(Stored records)
※ ※ ※

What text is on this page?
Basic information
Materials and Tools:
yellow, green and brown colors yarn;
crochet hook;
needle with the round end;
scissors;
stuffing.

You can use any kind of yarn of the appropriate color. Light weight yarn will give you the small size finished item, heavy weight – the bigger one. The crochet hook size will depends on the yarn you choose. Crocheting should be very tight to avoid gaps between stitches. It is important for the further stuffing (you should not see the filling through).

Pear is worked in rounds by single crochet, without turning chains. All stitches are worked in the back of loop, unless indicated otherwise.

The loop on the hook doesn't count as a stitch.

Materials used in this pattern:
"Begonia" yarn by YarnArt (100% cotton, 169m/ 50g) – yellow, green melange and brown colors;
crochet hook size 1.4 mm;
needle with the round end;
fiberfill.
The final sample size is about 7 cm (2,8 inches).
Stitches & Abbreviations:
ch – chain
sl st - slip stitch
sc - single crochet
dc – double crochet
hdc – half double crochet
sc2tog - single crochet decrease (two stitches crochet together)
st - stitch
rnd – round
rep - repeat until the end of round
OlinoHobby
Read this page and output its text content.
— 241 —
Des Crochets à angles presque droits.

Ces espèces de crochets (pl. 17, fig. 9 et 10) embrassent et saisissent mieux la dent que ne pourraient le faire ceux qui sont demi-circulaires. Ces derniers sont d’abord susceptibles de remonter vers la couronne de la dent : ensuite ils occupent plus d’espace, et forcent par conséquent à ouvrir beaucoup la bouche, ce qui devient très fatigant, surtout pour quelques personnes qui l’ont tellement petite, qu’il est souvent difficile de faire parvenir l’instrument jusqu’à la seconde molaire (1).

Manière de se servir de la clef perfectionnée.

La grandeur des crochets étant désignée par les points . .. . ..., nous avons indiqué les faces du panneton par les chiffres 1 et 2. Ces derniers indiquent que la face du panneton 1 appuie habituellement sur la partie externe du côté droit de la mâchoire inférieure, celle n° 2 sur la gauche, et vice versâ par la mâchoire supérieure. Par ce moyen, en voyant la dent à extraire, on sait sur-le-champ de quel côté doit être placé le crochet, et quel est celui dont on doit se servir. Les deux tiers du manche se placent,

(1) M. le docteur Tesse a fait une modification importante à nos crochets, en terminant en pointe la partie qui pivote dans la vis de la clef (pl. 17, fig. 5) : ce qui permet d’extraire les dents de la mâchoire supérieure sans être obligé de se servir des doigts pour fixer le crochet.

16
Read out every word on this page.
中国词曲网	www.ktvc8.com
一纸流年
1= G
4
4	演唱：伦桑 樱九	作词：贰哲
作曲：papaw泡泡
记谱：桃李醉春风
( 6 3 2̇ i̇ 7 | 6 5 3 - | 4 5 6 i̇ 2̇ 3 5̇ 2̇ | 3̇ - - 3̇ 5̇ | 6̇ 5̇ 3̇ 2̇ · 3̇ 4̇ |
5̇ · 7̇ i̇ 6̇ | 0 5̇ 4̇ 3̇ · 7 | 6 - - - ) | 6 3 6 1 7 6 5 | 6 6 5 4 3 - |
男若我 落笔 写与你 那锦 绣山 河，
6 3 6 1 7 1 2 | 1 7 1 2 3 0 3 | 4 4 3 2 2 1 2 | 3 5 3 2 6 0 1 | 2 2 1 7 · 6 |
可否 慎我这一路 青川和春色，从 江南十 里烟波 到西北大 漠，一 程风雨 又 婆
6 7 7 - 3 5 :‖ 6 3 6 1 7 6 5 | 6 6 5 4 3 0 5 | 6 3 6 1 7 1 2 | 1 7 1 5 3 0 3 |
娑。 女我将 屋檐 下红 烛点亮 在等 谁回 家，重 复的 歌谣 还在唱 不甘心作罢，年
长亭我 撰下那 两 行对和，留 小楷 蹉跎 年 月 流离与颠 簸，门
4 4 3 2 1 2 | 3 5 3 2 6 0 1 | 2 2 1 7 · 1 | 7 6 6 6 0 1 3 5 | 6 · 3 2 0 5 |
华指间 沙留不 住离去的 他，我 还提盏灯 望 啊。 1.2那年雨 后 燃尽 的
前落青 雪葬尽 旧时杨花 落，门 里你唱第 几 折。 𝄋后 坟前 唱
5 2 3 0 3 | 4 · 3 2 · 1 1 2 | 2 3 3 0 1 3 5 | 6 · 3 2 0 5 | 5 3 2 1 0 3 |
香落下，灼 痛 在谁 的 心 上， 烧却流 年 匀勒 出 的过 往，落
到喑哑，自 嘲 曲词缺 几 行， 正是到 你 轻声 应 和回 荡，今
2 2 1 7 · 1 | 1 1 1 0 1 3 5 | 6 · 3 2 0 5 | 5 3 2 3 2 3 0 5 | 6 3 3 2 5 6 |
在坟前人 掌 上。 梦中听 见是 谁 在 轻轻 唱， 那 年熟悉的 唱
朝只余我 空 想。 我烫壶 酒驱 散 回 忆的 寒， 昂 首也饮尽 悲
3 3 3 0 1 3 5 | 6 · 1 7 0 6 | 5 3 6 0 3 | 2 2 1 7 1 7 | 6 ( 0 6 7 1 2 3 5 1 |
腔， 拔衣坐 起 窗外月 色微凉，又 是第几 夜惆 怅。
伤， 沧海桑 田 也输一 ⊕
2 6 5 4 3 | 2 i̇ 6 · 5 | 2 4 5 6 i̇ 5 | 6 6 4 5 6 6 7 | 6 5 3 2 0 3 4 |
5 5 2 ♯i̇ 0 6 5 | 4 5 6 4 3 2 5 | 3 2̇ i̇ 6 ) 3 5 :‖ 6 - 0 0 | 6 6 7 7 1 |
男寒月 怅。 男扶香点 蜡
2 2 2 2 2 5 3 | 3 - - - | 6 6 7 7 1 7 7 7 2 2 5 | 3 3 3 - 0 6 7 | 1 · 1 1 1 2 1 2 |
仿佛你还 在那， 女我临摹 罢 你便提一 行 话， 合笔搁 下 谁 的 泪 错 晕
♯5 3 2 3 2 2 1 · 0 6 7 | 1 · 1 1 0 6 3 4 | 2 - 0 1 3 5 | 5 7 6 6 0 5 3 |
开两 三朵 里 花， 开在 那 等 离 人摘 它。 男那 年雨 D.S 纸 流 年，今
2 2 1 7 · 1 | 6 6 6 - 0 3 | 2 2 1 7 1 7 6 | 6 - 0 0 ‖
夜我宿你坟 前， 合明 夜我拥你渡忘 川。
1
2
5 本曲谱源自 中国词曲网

※ ※ ※

[Objective]
Copy out the full set of records precisely, leaving nothing out.

[Result of this task]
What text is on this page?
Basic information
Materials and Tools:
yellow, green and brown colors yarn;
crochet hook;
needle with the round end;
scissors;
stuffing.

You can use any kind of yarn of the appropriate color. Light weight yarn will give you the small size finished item, heavy weight – the bigger one. The crochet hook size will depends on the yarn you choose. Crocheting should be very tight to avoid gaps between stitches. It is important for the further stuffing (you should not see the filling through).

Pear is worked in rounds by single crochet, without turning chains. All stitches are worked in the back of loop, unless indicated otherwise.

The loop on the hook doesn't count as a stitch.

Materials used in this pattern:
"Begonia" yarn by YarnArt (100% cotton, 169m/ 50g) – yellow, green melange and brown colors;
crochet hook size 1.4 mm;
needle with the round end;
fiberfill.
The final sample size is about 7 cm (2,8 inches).
Stitches & Abbreviations:
ch – chain
sl st - slip stitch
sc - single crochet
dc – double crochet
hdc – half double crochet
sc2tog - single crochet decrease (two stitches crochet together)
st - stitch
rnd – round
rep - repeat until the end of round
OlinoHobby
Read this page and output its text content.
— 241 —
Des Crochets à angles presque droits.

Ces espèces de crochets (pl. 17, fig. 9 et 10) embrassent et saisissent mieux la dent que ne pourraient le faire ceux qui sont demi-circulaires. Ces derniers sont d’abord susceptibles de remonter vers la couronne de la dent : ensuite ils occupent plus d’espace, et forcent par conséquent à ouvrir beaucoup la bouche, ce qui devient très fatigant, surtout pour quelques personnes qui l’ont tellement petite, qu’il est souvent difficile de faire parvenir l’instrument jusqu’à la seconde molaire (1).

Manière de se servir de la clef perfectionnée.

La grandeur des crochets étant désignée par les points . .. . ..., nous avons indiqué les faces du panneton par les chiffres 1 et 2. Ces derniers indiquent que la face du panneton 1 appuie habituellement sur la partie externe du côté droit de la mâchoire inférieure, celle n° 2 sur la gauche, et vice versâ par la mâchoire supérieure. Par ce moyen, en voyant la dent à extraire, on sait sur-le-champ de quel côté doit être placé le crochet, et quel est celui dont on doit se servir. Les deux tiers du manche se placent,

(1) M. le docteur Tesse a fait une modification importante à nos crochets, en terminant en pointe la partie qui pivote dans la vis de la clef (pl. 17, fig. 5) : ce qui permet d’extraire les dents de la mâchoire supérieure sans être obligé de se servir des doigts pour fixer le crochet.

16
Read out every word on this page.
中国词曲网	www.ktvc8.com
一纸流年
1= G
4
4	演唱：伦桑 樱九	作词：贰哲
作曲：papaw泡泡
记谱：桃李醉春风
( 6 3 2̇ i̇ 7 | 6 5 3 - | 4 5 6 i̇ 2̇ 3 5̇ 2̇ | 3̇ - - 3̇ 5̇ | 6̇ 5̇ 3̇ 2̇ · 3̇ 4̇ |
5̇ · 7̇ i̇ 6̇ | 0 5̇ 4̇ 3̇ · 7 | 6 - - - ) | 6 3 6 1 7 6 5 | 6 6 5 4 3 - |
男若我 落笔 写与你 那锦 绣山 河，
6 3 6 1 7 1 2 | 1 7 1 2 3 0 3 | 4 4 3 2 2 1 2 | 3 5 3 2 6 0 1 | 2 2 1 7 · 6 |
可否 慎我这一路 青川和春色，从 江南十 里烟波 到西北大 漠，一 程风雨 又 婆
6 7 7 - 3 5 :‖ 6 3 6 1 7 6 5 | 6 6 5 4 3 0 5 | 6 3 6 1 7 1 2 | 1 7 1 5 3 0 3 |
娑。 女我将 屋檐 下红 烛点亮 在等 谁回 家，重 复的 歌谣 还在唱 不甘心作罢，年
长亭我 撰下那 两 行对和，留 小楷 蹉跎 年 月 流离与颠 簸，门
4 4 3 2 1 2 | 3 5 3 2 6 0 1 | 2 2 1 7 · 1 | 7 6 6 6 0 1 3 5 | 6 · 3 2 0 5 |
华指间 沙留不 住离去的 他，我 还提盏灯 望 啊。 1.2那年雨 后 燃尽 的
前落青 雪葬尽 旧时杨花 落，门 里你唱第 几 折。 𝄋后 坟前 唱
5 2 3 0 3 | 4 · 3 2 · 1 1 2 | 2 3 3 0 1 3 5 | 6 · 3 2 0 5 | 5 3 2 1 0 3 |
香落下，灼 痛 在谁 的 心 上， 烧却流 年 匀勒 出 的过 往，落
到喑哑，自 嘲 曲词缺 几 行， 正是到 你 轻声 应 和回 荡，今
2 2 1 7 · 1 | 1 1 1 0 1 3 5 | 6 · 3 2 0 5 | 5 3 2 3 2 3 0 5 | 6 3 3 2 5 6 |
在坟前人 掌 上。 梦中听 见是 谁 在 轻轻 唱， 那 年熟悉的 唱
朝只余我 空 想。 我烫壶 酒驱 散 回 忆的 寒， 昂 首也饮尽 悲
3 3 3 0 1 3 5 | 6 · 1 7 0 6 | 5 3 6 0 3 | 2 2 1 7 1 7 | 6 ( 0 6 7 1 2 3 5 1 |
腔， 拔衣坐 起 窗外月 色微凉，又 是第几 夜惆 怅。
伤， 沧海桑 田 也输一 ⊕
2 6 5 4 3 | 2 i̇ 6 · 5 | 2 4 5 6 i̇ 5 | 6 6 4 5 6 6 7 | 6 5 3 2 0 3 4 |
5 5 2 ♯i̇ 0 6 5 | 4 5 6 4 3 2 5 | 3 2̇ i̇ 6 ) 3 5 :‖ 6 - 0 0 | 6 6 7 7 1 |
男寒月 怅。 男扶香点 蜡
2 2 2 2 2 5 3 | 3 - - - | 6 6 7 7 1 7 7 7 2 2 5 | 3 3 3 - 0 6 7 | 1 · 1 1 1 2 1 2 |
仿佛你还 在那， 女我临摹 罢 你便提一 行 话， 合笔搁 下 谁 的 泪 错 晕
♯5 3 2 3 2 2 1 · 0 6 7 | 1 · 1 1 0 6 3 4 | 2 - 0 1 3 5 | 5 7 6 6 0 5 3 |
开两 三朵 里 花， 开在 那 等 离 人摘 它。 男那 年雨 D.S 纸 流 年，今
2 2 1 7 · 1 | 6 6 6 - 0 3 | 2 2 1 7 1 7 6 | 6 - 0 0 ‖
夜我宿你坟 前， 合明 夜我拥你渡忘 川。
1
2
5 本曲谱源自 中国词曲网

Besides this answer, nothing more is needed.